* [TO BE DONE]
From the data that follows, report how many lines hold the string "está", giving only the number.

* [DATA PROVIDED]

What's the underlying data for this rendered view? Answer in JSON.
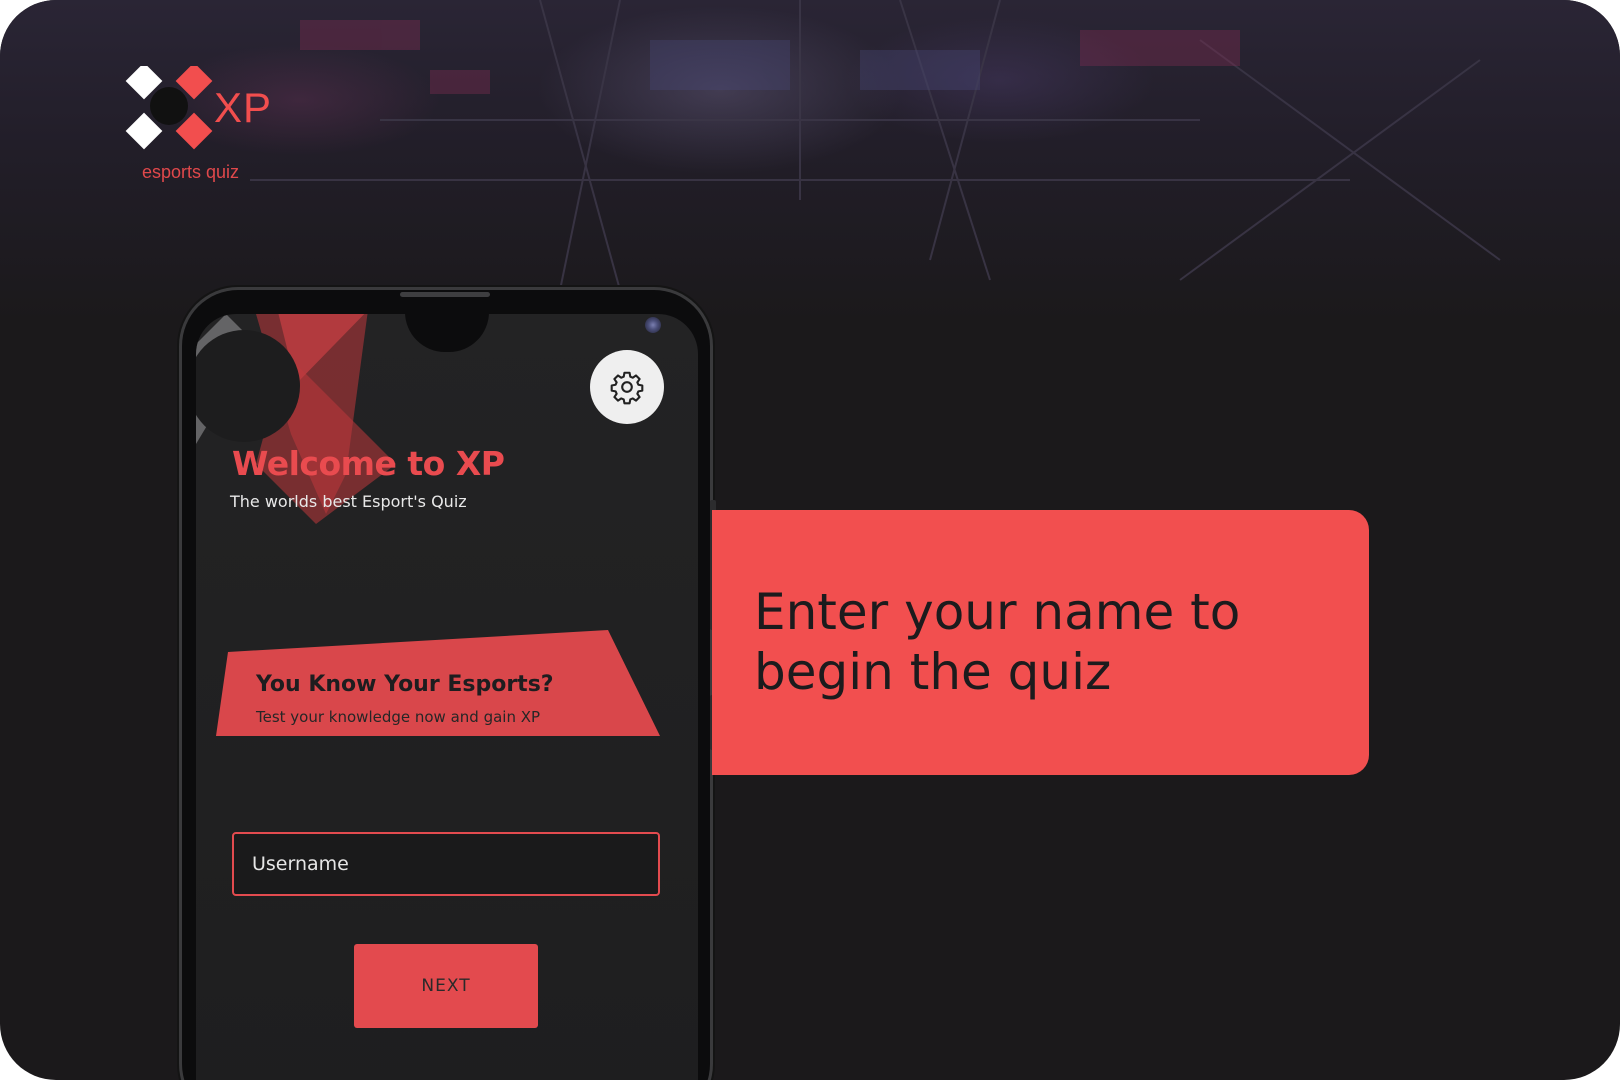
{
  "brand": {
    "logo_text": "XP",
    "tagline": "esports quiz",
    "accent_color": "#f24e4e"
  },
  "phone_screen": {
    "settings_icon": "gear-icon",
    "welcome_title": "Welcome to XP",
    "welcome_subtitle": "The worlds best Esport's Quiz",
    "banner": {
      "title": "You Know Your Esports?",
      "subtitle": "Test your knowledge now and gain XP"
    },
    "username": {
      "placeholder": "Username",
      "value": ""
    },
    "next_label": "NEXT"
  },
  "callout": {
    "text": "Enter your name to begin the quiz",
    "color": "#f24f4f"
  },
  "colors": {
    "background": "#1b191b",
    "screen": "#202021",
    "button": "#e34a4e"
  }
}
...
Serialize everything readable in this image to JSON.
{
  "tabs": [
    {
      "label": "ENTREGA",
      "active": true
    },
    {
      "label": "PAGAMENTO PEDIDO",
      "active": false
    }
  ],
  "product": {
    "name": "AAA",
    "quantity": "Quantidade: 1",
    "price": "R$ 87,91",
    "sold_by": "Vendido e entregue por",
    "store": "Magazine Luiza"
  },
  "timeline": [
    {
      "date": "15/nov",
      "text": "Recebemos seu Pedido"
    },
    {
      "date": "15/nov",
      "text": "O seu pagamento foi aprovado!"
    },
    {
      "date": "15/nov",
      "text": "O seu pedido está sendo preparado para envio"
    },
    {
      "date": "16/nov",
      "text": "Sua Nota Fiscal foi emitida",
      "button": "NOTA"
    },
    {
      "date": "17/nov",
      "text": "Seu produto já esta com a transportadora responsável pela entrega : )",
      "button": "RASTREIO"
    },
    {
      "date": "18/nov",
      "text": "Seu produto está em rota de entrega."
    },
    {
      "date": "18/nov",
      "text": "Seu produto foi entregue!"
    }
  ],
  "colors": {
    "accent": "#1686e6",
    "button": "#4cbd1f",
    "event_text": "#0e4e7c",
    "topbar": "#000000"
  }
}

* [THE OUTPUT]
2